--- BEGIN RECORD EXTRACTS ---

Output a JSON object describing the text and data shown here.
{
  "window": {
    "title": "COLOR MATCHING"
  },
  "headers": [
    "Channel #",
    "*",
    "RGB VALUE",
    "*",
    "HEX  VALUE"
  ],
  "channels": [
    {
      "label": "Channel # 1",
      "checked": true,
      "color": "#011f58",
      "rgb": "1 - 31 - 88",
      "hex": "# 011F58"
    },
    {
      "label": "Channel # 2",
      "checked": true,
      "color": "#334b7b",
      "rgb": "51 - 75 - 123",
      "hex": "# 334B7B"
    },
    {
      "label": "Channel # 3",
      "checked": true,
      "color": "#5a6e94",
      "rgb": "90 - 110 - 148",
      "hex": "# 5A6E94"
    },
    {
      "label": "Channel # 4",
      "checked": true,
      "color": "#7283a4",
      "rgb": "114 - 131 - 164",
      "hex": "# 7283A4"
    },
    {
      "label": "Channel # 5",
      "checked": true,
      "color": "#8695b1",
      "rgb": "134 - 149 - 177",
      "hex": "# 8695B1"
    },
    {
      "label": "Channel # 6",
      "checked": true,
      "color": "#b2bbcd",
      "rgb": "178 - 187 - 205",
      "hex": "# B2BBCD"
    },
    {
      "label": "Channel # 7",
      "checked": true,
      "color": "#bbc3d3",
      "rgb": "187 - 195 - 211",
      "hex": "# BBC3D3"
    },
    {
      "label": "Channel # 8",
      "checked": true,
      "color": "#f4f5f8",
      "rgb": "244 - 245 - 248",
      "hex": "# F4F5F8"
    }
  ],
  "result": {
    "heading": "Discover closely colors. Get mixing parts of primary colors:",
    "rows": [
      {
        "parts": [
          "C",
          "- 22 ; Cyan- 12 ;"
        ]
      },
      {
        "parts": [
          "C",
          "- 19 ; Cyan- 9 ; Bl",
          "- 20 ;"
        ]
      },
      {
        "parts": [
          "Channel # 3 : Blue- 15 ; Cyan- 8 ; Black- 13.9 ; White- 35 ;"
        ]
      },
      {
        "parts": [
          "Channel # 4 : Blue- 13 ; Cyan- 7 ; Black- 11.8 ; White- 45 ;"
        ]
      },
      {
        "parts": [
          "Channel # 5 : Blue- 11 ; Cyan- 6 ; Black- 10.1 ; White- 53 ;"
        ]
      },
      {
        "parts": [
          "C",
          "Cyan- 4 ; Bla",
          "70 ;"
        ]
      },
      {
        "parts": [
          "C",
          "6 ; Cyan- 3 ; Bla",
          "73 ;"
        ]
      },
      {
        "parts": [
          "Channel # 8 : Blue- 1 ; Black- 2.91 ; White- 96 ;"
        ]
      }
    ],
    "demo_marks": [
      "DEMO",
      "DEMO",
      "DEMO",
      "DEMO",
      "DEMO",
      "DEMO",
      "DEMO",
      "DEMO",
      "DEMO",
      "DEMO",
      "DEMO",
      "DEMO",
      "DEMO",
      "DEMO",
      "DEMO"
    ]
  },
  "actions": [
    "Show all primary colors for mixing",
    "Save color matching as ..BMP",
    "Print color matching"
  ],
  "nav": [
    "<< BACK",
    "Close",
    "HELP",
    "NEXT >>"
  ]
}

--- END RECORD EXTRACTS ---

All records above must be set down exactly, please.

Output a JSON object describing the text and data shown here.
{
  "window": {
    "title": "COLOR MATCHING"
  },
  "headers": [
    "Channel #",
    "*",
    "RGB VALUE",
    "*",
    "HEX  VALUE"
  ],
  "channels": [
    {
      "label": "Channel # 1",
      "checked": true,
      "color": "#011f58",
      "rgb": "1 - 31 - 88",
      "hex": "# 011F58"
    },
    {
      "label": "Channel # 2",
      "checked": true,
      "color": "#334b7b",
      "rgb": "51 - 75 - 123",
      "hex": "# 334B7B"
    },
    {
      "label": "Channel # 3",
      "checked": true,
      "color": "#5a6e94",
      "rgb": "90 - 110 - 148",
      "hex": "# 5A6E94"
    },
    {
      "label": "Channel # 4",
      "checked": true,
      "color": "#7283a4",
      "rgb": "114 - 131 - 164",
      "hex": "# 7283A4"
    },
    {
      "label": "Channel # 5",
      "checked": true,
      "color": "#8695b1",
      "rgb": "134 - 149 - 177",
      "hex": "# 8695B1"
    },
    {
      "label": "Channel # 6",
      "checked": true,
      "color": "#b2bbcd",
      "rgb": "178 - 187 - 205",
      "hex": "# B2BBCD"
    },
    {
      "label": "Channel # 7",
      "checked": true,
      "color": "#bbc3d3",
      "rgb": "187 - 195 - 211",
      "hex": "# BBC3D3"
    },
    {
      "label": "Channel # 8",
      "checked": true,
      "color": "#f4f5f8",
      "rgb": "244 - 245 - 248",
      "hex": "# F4F5F8"
    }
  ],
  "result": {
    "heading": "Discover closely colors. Get mixing parts of primary colors:",
    "rows": [
      {
        "parts": [
          "C",
          "- 22 ; Cyan- 12 ;"
        ]
      },
      {
        "parts": [
          "C",
          "- 19 ; Cyan- 9 ; Bl",
          "- 20 ;"
        ]
      },
      {
        "parts": [
          "Channel # 3 : Blue- 15 ; Cyan- 8 ; Black- 13.9 ; White- 35 ;"
        ]
      },
      {
        "parts": [
          "Channel # 4 : Blue- 13 ; Cyan- 7 ; Black- 11.8 ; White- 45 ;"
        ]
      },
      {
        "parts": [
          "Channel # 5 : Blue- 11 ; Cyan- 6 ; Black- 10.1 ; White- 53 ;"
        ]
      },
      {
        "parts": [
          "C",
          "Cyan- 4 ; Bla",
          "70 ;"
        ]
      },
      {
        "parts": [
          "C",
          "6 ; Cyan- 3 ; Bla",
          "73 ;"
        ]
      },
      {
        "parts": [
          "Channel # 8 : Blue- 1 ; Black- 2.91 ; White- 96 ;"
        ]
      }
    ],
    "demo_marks": [
      "DEMO",
      "DEMO",
      "DEMO",
      "DEMO",
      "DEMO",
      "DEMO",
      "DEMO",
      "DEMO",
      "DEMO",
      "DEMO",
      "DEMO",
      "DEMO",
      "DEMO",
      "DEMO",
      "DEMO"
    ]
  },
  "actions": [
    "Show all primary colors for mixing",
    "Save color matching as ..BMP",
    "Print color matching"
  ],
  "nav": [
    "<< BACK",
    "Close",
    "HELP",
    "NEXT >>"
  ]
}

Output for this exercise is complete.